Dataset entries on figures:

■ ■ ■ ■ ■

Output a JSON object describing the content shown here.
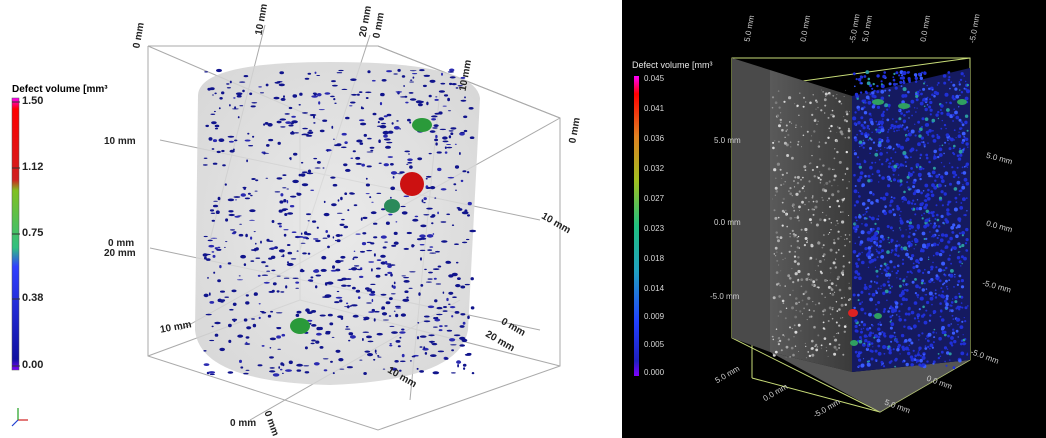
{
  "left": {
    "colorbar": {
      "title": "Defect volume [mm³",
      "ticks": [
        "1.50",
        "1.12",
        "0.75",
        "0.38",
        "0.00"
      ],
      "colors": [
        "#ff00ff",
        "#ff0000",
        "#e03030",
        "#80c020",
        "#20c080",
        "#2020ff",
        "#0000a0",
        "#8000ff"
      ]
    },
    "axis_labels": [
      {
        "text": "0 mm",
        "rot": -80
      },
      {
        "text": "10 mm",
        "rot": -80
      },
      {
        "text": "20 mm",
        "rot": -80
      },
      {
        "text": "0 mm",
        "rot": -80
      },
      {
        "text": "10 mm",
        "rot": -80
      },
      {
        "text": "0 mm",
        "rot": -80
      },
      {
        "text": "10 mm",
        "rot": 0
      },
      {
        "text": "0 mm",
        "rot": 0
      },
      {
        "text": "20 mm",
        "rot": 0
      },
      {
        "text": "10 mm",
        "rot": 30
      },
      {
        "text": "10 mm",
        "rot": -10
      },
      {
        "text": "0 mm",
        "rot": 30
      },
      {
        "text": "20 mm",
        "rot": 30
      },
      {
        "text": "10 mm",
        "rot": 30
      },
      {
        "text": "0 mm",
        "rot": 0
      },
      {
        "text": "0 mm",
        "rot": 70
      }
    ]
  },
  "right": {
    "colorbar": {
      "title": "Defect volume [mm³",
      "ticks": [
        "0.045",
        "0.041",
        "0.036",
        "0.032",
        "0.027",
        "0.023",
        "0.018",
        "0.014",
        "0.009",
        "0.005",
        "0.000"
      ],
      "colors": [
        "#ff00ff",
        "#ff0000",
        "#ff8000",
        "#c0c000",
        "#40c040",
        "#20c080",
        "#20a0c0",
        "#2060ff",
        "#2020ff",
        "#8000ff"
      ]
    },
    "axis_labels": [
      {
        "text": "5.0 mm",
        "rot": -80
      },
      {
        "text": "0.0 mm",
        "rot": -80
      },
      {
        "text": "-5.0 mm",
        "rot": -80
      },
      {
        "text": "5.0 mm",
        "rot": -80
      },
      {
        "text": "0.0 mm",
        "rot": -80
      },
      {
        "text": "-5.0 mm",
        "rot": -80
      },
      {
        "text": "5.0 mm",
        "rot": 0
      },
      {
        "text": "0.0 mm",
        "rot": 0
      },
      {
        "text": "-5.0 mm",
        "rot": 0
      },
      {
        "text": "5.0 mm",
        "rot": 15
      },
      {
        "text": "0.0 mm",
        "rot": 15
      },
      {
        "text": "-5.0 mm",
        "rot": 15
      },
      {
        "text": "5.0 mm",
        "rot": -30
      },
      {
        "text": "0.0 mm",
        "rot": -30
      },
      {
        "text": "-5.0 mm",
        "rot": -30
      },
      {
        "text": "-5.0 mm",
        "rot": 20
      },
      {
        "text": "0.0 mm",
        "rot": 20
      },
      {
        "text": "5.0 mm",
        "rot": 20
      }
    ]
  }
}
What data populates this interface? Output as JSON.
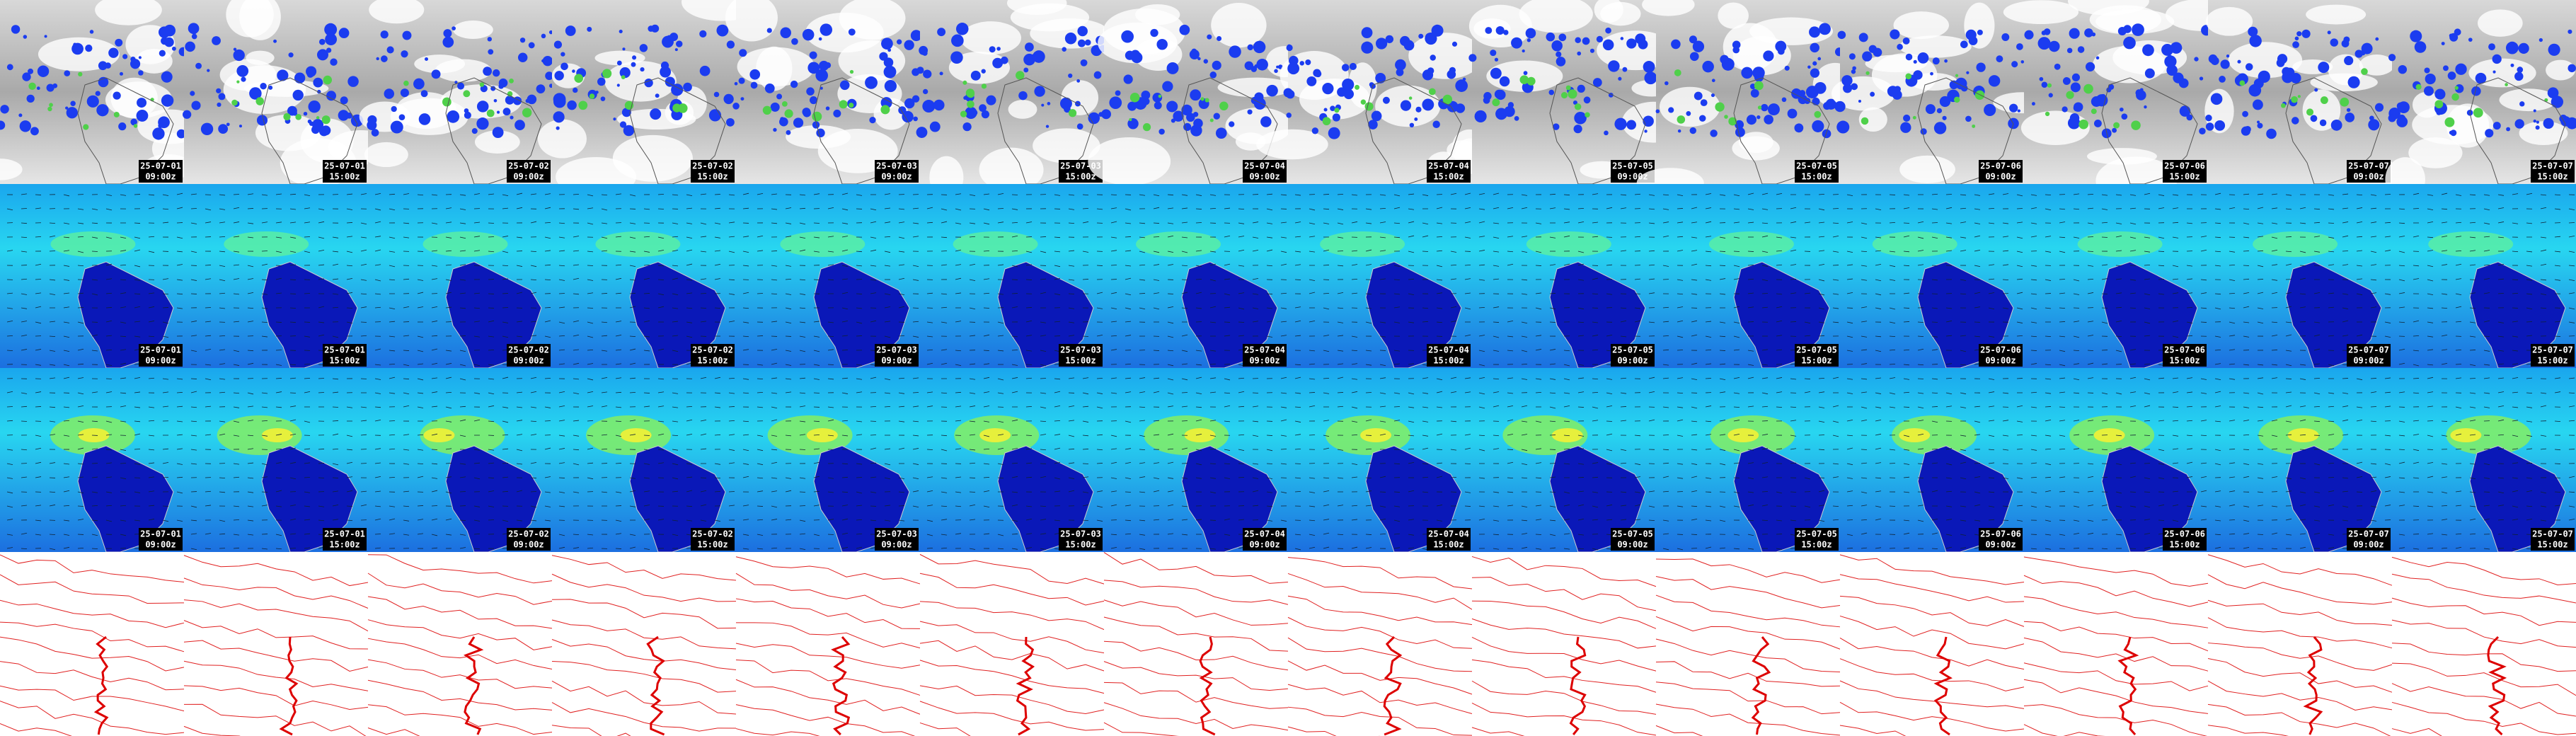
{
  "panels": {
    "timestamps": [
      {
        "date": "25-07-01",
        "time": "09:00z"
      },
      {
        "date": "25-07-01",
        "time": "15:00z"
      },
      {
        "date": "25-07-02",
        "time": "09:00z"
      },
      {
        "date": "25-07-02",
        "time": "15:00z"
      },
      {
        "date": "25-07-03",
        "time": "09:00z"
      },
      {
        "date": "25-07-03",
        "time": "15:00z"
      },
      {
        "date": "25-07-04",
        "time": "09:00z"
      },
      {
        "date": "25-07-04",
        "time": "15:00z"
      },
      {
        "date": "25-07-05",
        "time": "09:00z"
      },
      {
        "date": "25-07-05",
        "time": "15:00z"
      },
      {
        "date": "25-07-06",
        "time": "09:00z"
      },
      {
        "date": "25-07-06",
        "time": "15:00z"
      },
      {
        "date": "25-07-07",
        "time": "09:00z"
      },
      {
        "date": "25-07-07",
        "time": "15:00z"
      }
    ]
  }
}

■ ■ ■ ■ ■

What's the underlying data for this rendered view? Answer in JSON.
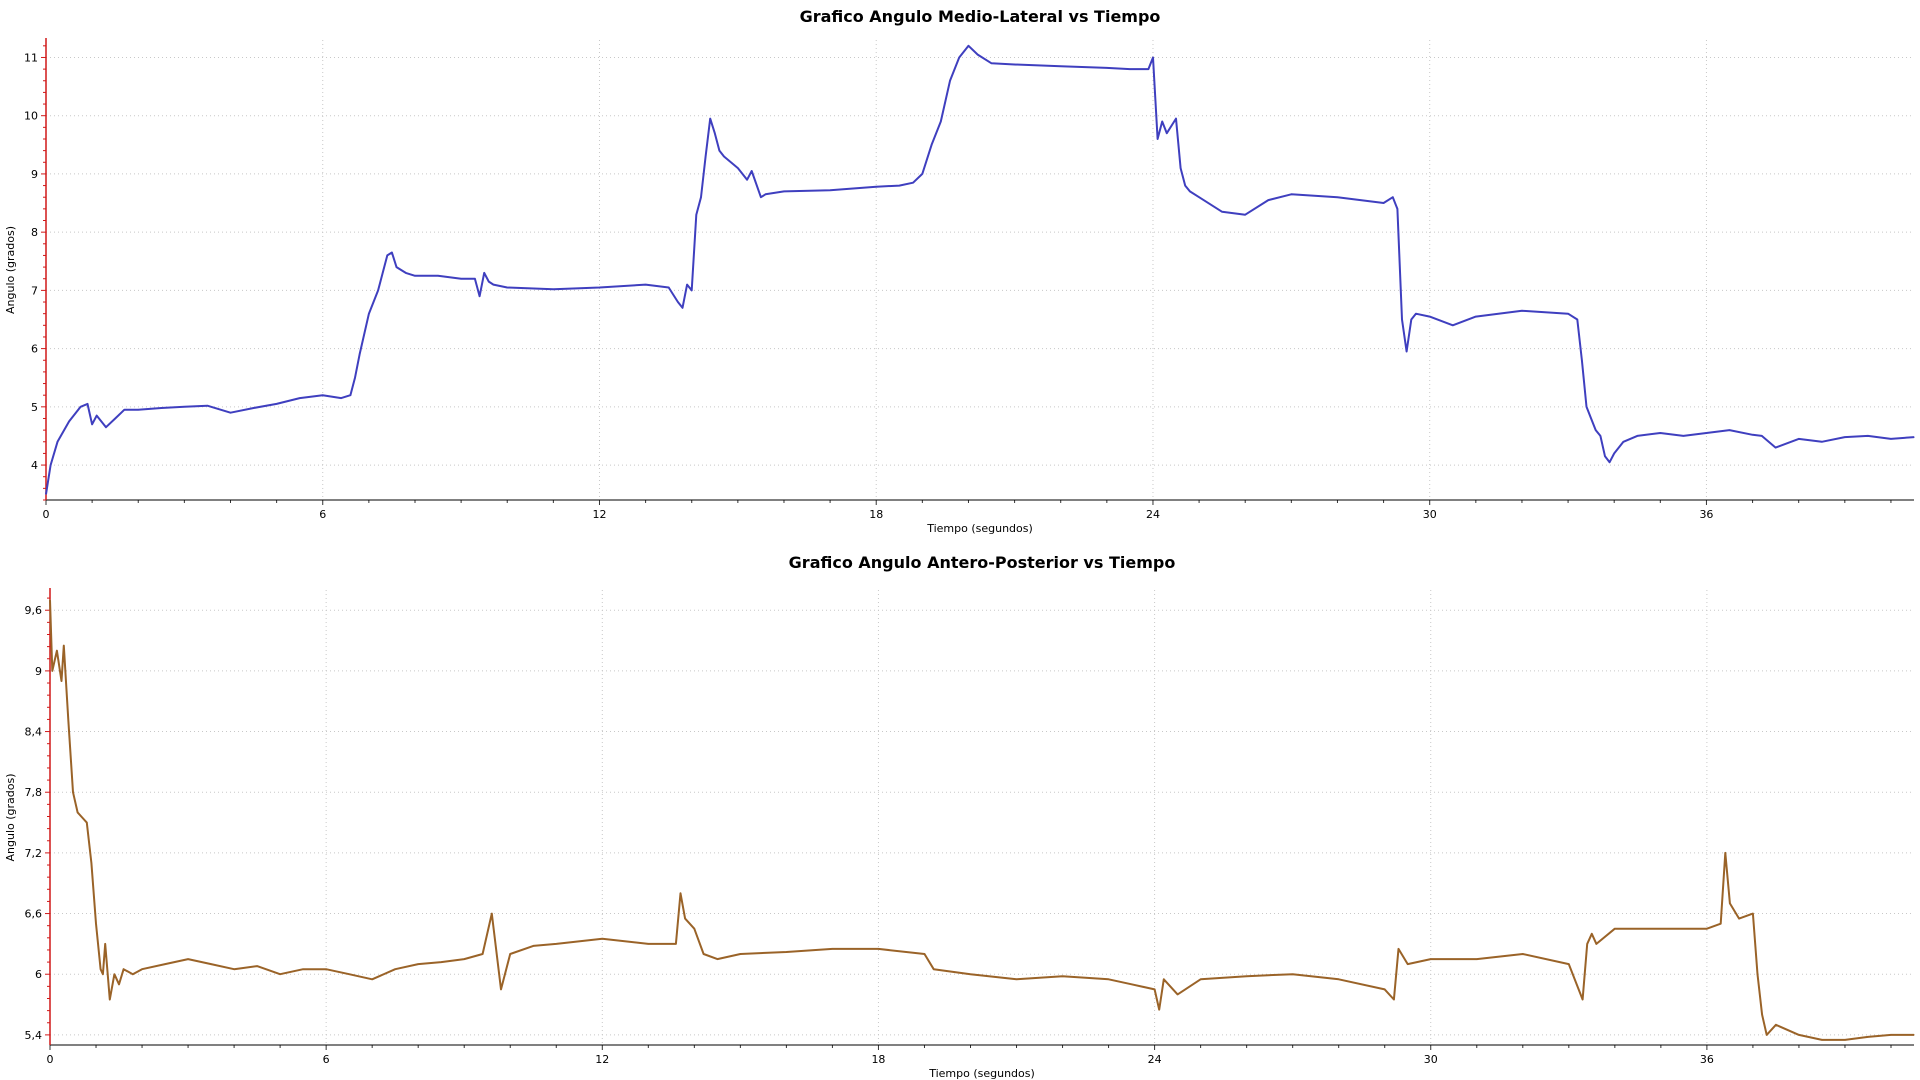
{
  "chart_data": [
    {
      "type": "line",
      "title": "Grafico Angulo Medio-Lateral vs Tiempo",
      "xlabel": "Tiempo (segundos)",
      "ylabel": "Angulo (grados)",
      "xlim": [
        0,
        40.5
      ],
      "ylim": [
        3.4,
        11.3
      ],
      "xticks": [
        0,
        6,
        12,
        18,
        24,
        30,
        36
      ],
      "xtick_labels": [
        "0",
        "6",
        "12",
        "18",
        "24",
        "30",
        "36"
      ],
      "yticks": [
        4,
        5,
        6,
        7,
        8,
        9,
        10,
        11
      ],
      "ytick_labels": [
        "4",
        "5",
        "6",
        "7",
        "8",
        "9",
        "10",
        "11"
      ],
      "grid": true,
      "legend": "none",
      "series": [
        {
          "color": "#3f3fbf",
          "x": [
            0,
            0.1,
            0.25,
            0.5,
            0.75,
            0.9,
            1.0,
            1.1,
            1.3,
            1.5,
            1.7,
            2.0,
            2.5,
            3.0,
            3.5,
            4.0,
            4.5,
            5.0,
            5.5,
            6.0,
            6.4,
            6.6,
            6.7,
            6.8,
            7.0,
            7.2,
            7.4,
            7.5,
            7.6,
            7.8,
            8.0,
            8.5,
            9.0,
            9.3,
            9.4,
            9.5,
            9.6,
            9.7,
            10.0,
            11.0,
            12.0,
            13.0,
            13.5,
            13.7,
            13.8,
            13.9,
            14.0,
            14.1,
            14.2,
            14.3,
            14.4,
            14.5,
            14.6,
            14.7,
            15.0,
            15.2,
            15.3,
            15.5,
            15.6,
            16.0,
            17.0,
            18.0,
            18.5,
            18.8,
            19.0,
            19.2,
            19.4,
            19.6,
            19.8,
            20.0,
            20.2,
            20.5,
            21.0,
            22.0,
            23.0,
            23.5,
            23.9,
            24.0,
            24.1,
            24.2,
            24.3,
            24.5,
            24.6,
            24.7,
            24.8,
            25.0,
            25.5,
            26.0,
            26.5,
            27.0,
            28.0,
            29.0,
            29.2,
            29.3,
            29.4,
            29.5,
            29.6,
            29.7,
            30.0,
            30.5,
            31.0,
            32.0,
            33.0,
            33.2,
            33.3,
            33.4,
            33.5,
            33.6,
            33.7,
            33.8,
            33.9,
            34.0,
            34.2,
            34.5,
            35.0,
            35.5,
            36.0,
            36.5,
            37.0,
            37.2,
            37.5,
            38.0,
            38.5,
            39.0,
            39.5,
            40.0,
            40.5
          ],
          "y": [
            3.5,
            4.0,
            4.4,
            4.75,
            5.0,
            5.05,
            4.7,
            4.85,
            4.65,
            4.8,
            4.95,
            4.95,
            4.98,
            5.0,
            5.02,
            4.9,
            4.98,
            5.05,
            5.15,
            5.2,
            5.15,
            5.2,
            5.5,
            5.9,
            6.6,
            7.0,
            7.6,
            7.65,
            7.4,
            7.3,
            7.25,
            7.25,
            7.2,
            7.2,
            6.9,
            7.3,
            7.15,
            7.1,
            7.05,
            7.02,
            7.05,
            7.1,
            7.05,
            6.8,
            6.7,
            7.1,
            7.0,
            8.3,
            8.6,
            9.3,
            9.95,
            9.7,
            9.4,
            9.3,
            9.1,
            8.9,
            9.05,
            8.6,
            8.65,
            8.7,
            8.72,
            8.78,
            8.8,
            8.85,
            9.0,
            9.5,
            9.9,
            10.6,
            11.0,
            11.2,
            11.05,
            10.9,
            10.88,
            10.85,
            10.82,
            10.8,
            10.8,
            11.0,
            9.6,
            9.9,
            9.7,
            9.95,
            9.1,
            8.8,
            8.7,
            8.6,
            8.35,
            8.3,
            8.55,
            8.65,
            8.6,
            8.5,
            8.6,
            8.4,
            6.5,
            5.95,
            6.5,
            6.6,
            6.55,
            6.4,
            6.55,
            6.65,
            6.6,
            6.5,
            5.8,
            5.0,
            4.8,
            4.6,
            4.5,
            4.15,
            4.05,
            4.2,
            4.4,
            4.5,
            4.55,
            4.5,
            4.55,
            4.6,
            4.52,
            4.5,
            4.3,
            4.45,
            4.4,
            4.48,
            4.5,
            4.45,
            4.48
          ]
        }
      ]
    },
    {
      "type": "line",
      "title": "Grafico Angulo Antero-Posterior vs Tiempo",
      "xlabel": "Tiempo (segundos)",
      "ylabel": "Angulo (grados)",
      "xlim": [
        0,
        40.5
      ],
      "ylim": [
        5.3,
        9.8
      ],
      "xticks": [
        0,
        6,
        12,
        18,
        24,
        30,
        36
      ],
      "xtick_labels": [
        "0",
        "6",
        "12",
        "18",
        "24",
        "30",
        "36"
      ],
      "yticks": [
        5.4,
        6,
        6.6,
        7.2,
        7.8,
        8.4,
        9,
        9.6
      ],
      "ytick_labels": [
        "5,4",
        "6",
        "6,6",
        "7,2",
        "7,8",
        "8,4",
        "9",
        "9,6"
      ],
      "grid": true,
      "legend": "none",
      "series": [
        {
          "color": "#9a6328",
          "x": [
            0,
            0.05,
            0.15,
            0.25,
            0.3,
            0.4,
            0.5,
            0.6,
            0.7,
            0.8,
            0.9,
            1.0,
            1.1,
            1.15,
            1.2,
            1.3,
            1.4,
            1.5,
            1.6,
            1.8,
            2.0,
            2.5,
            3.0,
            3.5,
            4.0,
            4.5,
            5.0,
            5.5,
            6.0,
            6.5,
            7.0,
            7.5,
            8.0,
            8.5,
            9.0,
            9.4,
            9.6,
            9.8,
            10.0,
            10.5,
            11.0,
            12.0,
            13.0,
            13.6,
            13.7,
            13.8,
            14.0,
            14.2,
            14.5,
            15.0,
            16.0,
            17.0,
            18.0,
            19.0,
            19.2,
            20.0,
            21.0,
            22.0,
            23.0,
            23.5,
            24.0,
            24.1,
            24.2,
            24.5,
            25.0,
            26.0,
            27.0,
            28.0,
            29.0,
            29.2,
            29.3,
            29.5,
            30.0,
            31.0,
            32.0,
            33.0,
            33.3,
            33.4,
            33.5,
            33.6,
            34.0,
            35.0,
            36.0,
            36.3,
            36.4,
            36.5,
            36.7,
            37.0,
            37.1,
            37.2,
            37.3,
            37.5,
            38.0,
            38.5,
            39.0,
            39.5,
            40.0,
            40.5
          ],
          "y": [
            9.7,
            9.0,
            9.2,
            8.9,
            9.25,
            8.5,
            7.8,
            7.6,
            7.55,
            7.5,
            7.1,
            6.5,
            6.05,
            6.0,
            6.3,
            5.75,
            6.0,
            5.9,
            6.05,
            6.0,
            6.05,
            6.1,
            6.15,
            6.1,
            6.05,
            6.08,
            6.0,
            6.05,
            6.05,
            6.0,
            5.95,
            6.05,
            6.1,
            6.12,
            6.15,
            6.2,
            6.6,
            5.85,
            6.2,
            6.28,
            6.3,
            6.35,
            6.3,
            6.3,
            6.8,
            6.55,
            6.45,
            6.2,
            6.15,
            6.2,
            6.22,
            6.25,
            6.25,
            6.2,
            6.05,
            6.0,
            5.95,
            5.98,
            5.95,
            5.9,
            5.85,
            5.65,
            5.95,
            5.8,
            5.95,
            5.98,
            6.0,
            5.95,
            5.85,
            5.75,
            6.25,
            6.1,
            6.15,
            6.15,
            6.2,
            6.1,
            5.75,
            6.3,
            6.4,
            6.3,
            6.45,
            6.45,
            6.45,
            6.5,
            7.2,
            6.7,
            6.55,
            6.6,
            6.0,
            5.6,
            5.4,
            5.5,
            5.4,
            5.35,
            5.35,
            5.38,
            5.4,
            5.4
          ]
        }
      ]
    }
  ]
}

■ ■ ■ ■ ■

Task requirements: Extract from the material all lines containing the string "Tiempo".

Task solution:
      "title": "Grafico Angulo Medio-Lateral vs Tiempo",
      "xlabel": "Tiempo (segundos)",
      "title": "Grafico Angulo Antero-Posterior vs Tiempo",
      "xlabel": "Tiempo (segundos)",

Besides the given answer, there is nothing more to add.